Work instructions: Leave the pictures out and quote only the lines from the one with "Extract the structured" down to the end of the listing below.

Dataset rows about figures
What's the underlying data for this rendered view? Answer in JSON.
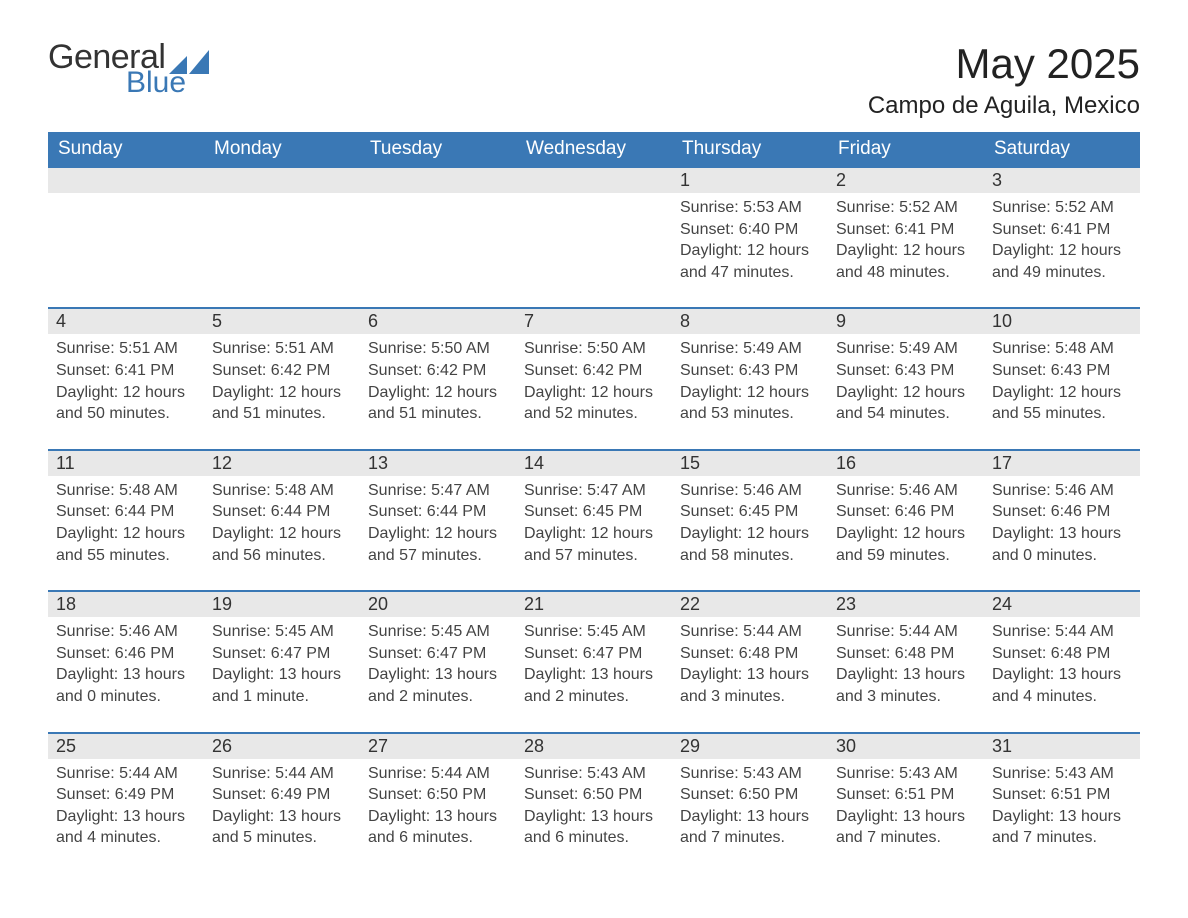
{
  "logo": {
    "word1": "General",
    "word2": "Blue"
  },
  "title": "May 2025",
  "location": "Campo de Aguila, Mexico",
  "colors": {
    "blue": "#3a78b5",
    "header_text": "#ffffff",
    "grey_bg": "#e8e8e8",
    "border": "#3a78b5",
    "text": "#222222"
  },
  "weekdays": [
    "Sunday",
    "Monday",
    "Tuesday",
    "Wednesday",
    "Thursday",
    "Friday",
    "Saturday"
  ],
  "first_weekday_index": 4,
  "days": [
    {
      "n": 1,
      "sunrise": "5:53 AM",
      "sunset": "6:40 PM",
      "daylight": "12 hours and 47 minutes."
    },
    {
      "n": 2,
      "sunrise": "5:52 AM",
      "sunset": "6:41 PM",
      "daylight": "12 hours and 48 minutes."
    },
    {
      "n": 3,
      "sunrise": "5:52 AM",
      "sunset": "6:41 PM",
      "daylight": "12 hours and 49 minutes."
    },
    {
      "n": 4,
      "sunrise": "5:51 AM",
      "sunset": "6:41 PM",
      "daylight": "12 hours and 50 minutes."
    },
    {
      "n": 5,
      "sunrise": "5:51 AM",
      "sunset": "6:42 PM",
      "daylight": "12 hours and 51 minutes."
    },
    {
      "n": 6,
      "sunrise": "5:50 AM",
      "sunset": "6:42 PM",
      "daylight": "12 hours and 51 minutes."
    },
    {
      "n": 7,
      "sunrise": "5:50 AM",
      "sunset": "6:42 PM",
      "daylight": "12 hours and 52 minutes."
    },
    {
      "n": 8,
      "sunrise": "5:49 AM",
      "sunset": "6:43 PM",
      "daylight": "12 hours and 53 minutes."
    },
    {
      "n": 9,
      "sunrise": "5:49 AM",
      "sunset": "6:43 PM",
      "daylight": "12 hours and 54 minutes."
    },
    {
      "n": 10,
      "sunrise": "5:48 AM",
      "sunset": "6:43 PM",
      "daylight": "12 hours and 55 minutes."
    },
    {
      "n": 11,
      "sunrise": "5:48 AM",
      "sunset": "6:44 PM",
      "daylight": "12 hours and 55 minutes."
    },
    {
      "n": 12,
      "sunrise": "5:48 AM",
      "sunset": "6:44 PM",
      "daylight": "12 hours and 56 minutes."
    },
    {
      "n": 13,
      "sunrise": "5:47 AM",
      "sunset": "6:44 PM",
      "daylight": "12 hours and 57 minutes."
    },
    {
      "n": 14,
      "sunrise": "5:47 AM",
      "sunset": "6:45 PM",
      "daylight": "12 hours and 57 minutes."
    },
    {
      "n": 15,
      "sunrise": "5:46 AM",
      "sunset": "6:45 PM",
      "daylight": "12 hours and 58 minutes."
    },
    {
      "n": 16,
      "sunrise": "5:46 AM",
      "sunset": "6:46 PM",
      "daylight": "12 hours and 59 minutes."
    },
    {
      "n": 17,
      "sunrise": "5:46 AM",
      "sunset": "6:46 PM",
      "daylight": "13 hours and 0 minutes."
    },
    {
      "n": 18,
      "sunrise": "5:46 AM",
      "sunset": "6:46 PM",
      "daylight": "13 hours and 0 minutes."
    },
    {
      "n": 19,
      "sunrise": "5:45 AM",
      "sunset": "6:47 PM",
      "daylight": "13 hours and 1 minute."
    },
    {
      "n": 20,
      "sunrise": "5:45 AM",
      "sunset": "6:47 PM",
      "daylight": "13 hours and 2 minutes."
    },
    {
      "n": 21,
      "sunrise": "5:45 AM",
      "sunset": "6:47 PM",
      "daylight": "13 hours and 2 minutes."
    },
    {
      "n": 22,
      "sunrise": "5:44 AM",
      "sunset": "6:48 PM",
      "daylight": "13 hours and 3 minutes."
    },
    {
      "n": 23,
      "sunrise": "5:44 AM",
      "sunset": "6:48 PM",
      "daylight": "13 hours and 3 minutes."
    },
    {
      "n": 24,
      "sunrise": "5:44 AM",
      "sunset": "6:48 PM",
      "daylight": "13 hours and 4 minutes."
    },
    {
      "n": 25,
      "sunrise": "5:44 AM",
      "sunset": "6:49 PM",
      "daylight": "13 hours and 4 minutes."
    },
    {
      "n": 26,
      "sunrise": "5:44 AM",
      "sunset": "6:49 PM",
      "daylight": "13 hours and 5 minutes."
    },
    {
      "n": 27,
      "sunrise": "5:44 AM",
      "sunset": "6:50 PM",
      "daylight": "13 hours and 6 minutes."
    },
    {
      "n": 28,
      "sunrise": "5:43 AM",
      "sunset": "6:50 PM",
      "daylight": "13 hours and 6 minutes."
    },
    {
      "n": 29,
      "sunrise": "5:43 AM",
      "sunset": "6:50 PM",
      "daylight": "13 hours and 7 minutes."
    },
    {
      "n": 30,
      "sunrise": "5:43 AM",
      "sunset": "6:51 PM",
      "daylight": "13 hours and 7 minutes."
    },
    {
      "n": 31,
      "sunrise": "5:43 AM",
      "sunset": "6:51 PM",
      "daylight": "13 hours and 7 minutes."
    }
  ],
  "labels": {
    "sunrise": "Sunrise: ",
    "sunset": "Sunset: ",
    "daylight": "Daylight: "
  }
}
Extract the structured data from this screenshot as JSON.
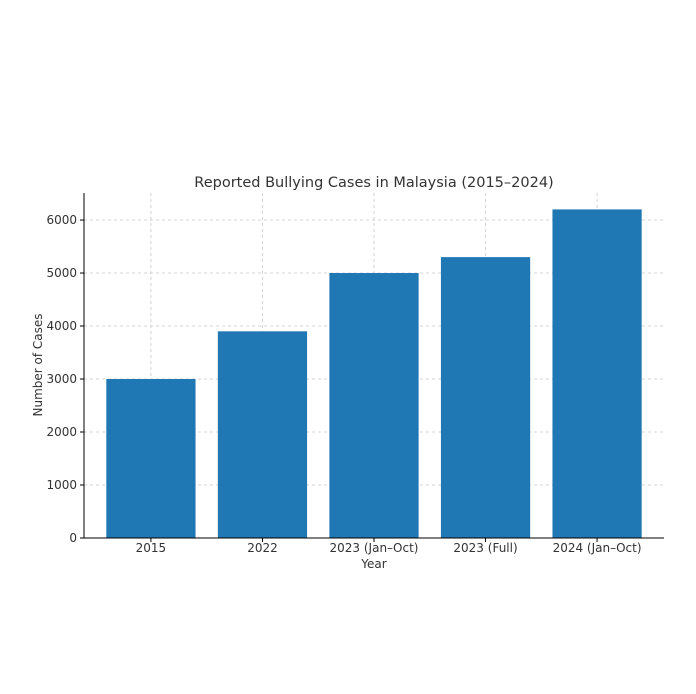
{
  "chart_data": {
    "type": "bar",
    "title": "Reported Bullying Cases in Malaysia (2015–2024)",
    "xlabel": "Year",
    "ylabel": "Number of Cases",
    "categories": [
      "2015",
      "2022",
      "2023 (Jan–Oct)",
      "2023 (Full)",
      "2024 (Jan–Oct)"
    ],
    "values": [
      3000,
      3900,
      5000,
      5300,
      6200
    ],
    "ylim": [
      0,
      6510
    ],
    "yticks": [
      0,
      1000,
      2000,
      3000,
      4000,
      5000,
      6000
    ],
    "grid": true,
    "bar_color": "#1f77b4"
  }
}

Response below:
Extract the structured data from this screenshot as JSON.
{
  "chart_data": {
    "type": "bar",
    "title": "Reported Bullying Cases in Malaysia (2015–2024)",
    "xlabel": "Year",
    "ylabel": "Number of Cases",
    "categories": [
      "2015",
      "2022",
      "2023 (Jan–Oct)",
      "2023 (Full)",
      "2024 (Jan–Oct)"
    ],
    "values": [
      3000,
      3900,
      5000,
      5300,
      6200
    ],
    "ylim": [
      0,
      6510
    ],
    "yticks": [
      0,
      1000,
      2000,
      3000,
      4000,
      5000,
      6000
    ],
    "grid": true,
    "bar_color": "#1f77b4"
  }
}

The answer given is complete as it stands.